• Data extract
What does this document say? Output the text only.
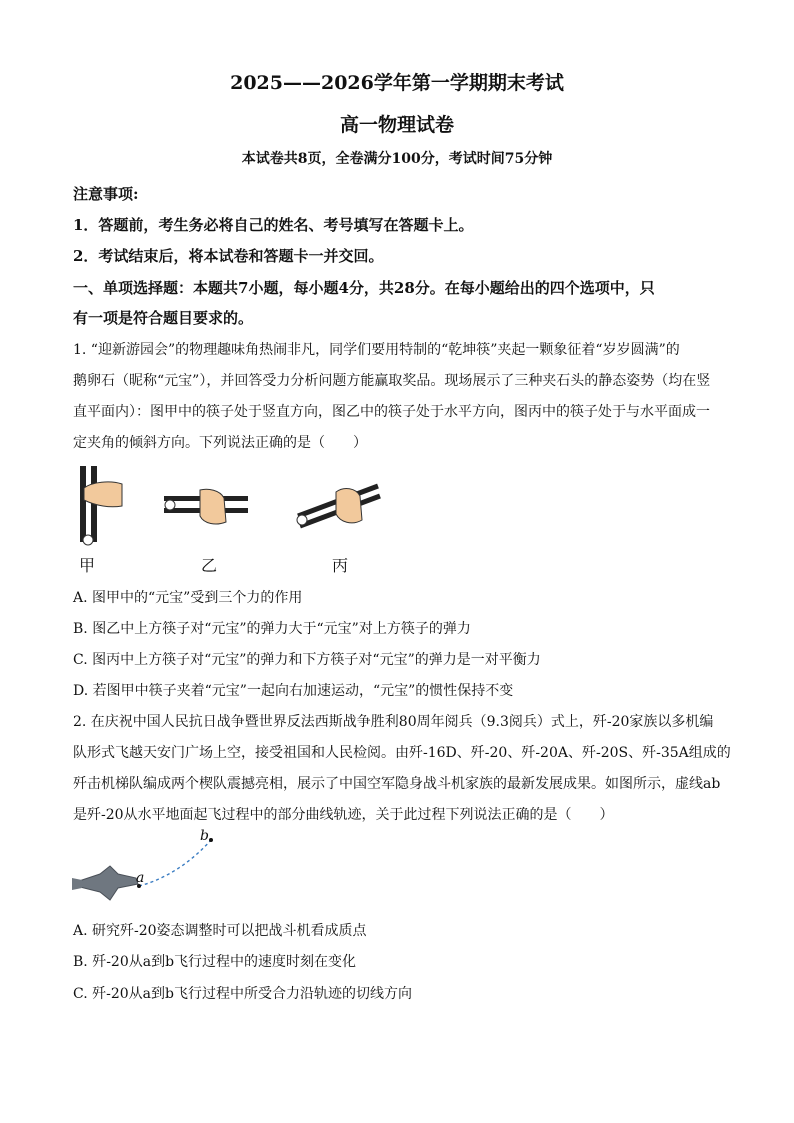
2025——2026学年第一学期期末考试
高一物理试卷
本试卷共8页，全卷满分100分，考试时间75分钟
注意事项:
1．答题前，考生务必将自己的姓名、考号填写在答题卡上。
2．考试结束后，将本试卷和答题卡一并交回。
一、单项选择题：本题共7小题，每小题4分，共28分。在每小题给出的四个选项中，只
有一项是符合题目要求的。
1. “迎新游园会”的物理趣味角热闹非凡，同学们要用特制的“乾坤筷”夹起一颗象征着“岁岁圆满”的
鹅卵石（昵称“元宝”），并回答受力分析问题方能赢取奖品。现场展示了三种夹石头的静态姿势（均在竖
直平面内）：图甲中的筷子处于竖直方向，图乙中的筷子处于水平方向，图丙中的筷子处于与水平面成一
定夹角的倾斜方向。下列说法正确的是（　　）
甲	乙	丙
A. 图甲中的“元宝”受到三个力的作用
B. 图乙中上方筷子对“元宝”的弹力大于“元宝”对上方筷子的弹力
C. 图丙中上方筷子对“元宝”的弹力和下方筷子对“元宝”的弹力是一对平衡力
D. 若图甲中筷子夹着“元宝”一起向右加速运动，“元宝”的惯性保持不变
2. 在庆祝中国人民抗日战争暨世界反法西斯战争胜利80周年阅兵（9.3阅兵）式上，歼-20家族以多机编
队形式飞越天安门广场上空，接受祖国和人民检阅。由歼-16D、歼-20、歼-20A、歼-20S、歼-35A组成的
歼击机梯队编成两个楔队震撼亮相，展示了中国空军隐身战斗机家族的最新发展成果。如图所示，虚线ab
是歼-20从水平地面起飞过程中的部分曲线轨迹，关于此过程下列说法正确的是（　　）
a
b
A. 研究歼-20姿态调整时可以把战斗机看成质点
B. 歼-20从a到b飞行过程中的速度时刻在变化
C. 歼-20从a到b飞行过程中所受合力沿轨迹的切线方向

• Aim
From the listing, extract all text exactly as given and drop any picture.

• The solution
What does this document say? Output the text only.
2025——2026学年第一学期期末考试
高一物理试卷
本试卷共8页，全卷满分100分，考试时间75分钟
注意事项:
1．答题前，考生务必将自己的姓名、考号填写在答题卡上。
2．考试结束后，将本试卷和答题卡一并交回。
一、单项选择题：本题共7小题，每小题4分，共28分。在每小题给出的四个选项中，只
有一项是符合题目要求的。
1. “迎新游园会”的物理趣味角热闹非凡，同学们要用特制的“乾坤筷”夹起一颗象征着“岁岁圆满”的
鹅卵石（昵称“元宝”），并回答受力分析问题方能赢取奖品。现场展示了三种夹石头的静态姿势（均在竖
直平面内）：图甲中的筷子处于竖直方向，图乙中的筷子处于水平方向，图丙中的筷子处于与水平面成一
定夹角的倾斜方向。下列说法正确的是（　　）
甲	乙	丙
A. 图甲中的“元宝”受到三个力的作用
B. 图乙中上方筷子对“元宝”的弹力大于“元宝”对上方筷子的弹力
C. 图丙中上方筷子对“元宝”的弹力和下方筷子对“元宝”的弹力是一对平衡力
D. 若图甲中筷子夹着“元宝”一起向右加速运动，“元宝”的惯性保持不变
2. 在庆祝中国人民抗日战争暨世界反法西斯战争胜利80周年阅兵（9.3阅兵）式上，歼-20家族以多机编
队形式飞越天安门广场上空，接受祖国和人民检阅。由歼-16D、歼-20、歼-20A、歼-20S、歼-35A组成的
歼击机梯队编成两个楔队震撼亮相，展示了中国空军隐身战斗机家族的最新发展成果。如图所示，虚线ab
是歼-20从水平地面起飞过程中的部分曲线轨迹，关于此过程下列说法正确的是（　　）
a
b
A. 研究歼-20姿态调整时可以把战斗机看成质点
B. 歼-20从a到b飞行过程中的速度时刻在变化
C. 歼-20从a到b飞行过程中所受合力沿轨迹的切线方向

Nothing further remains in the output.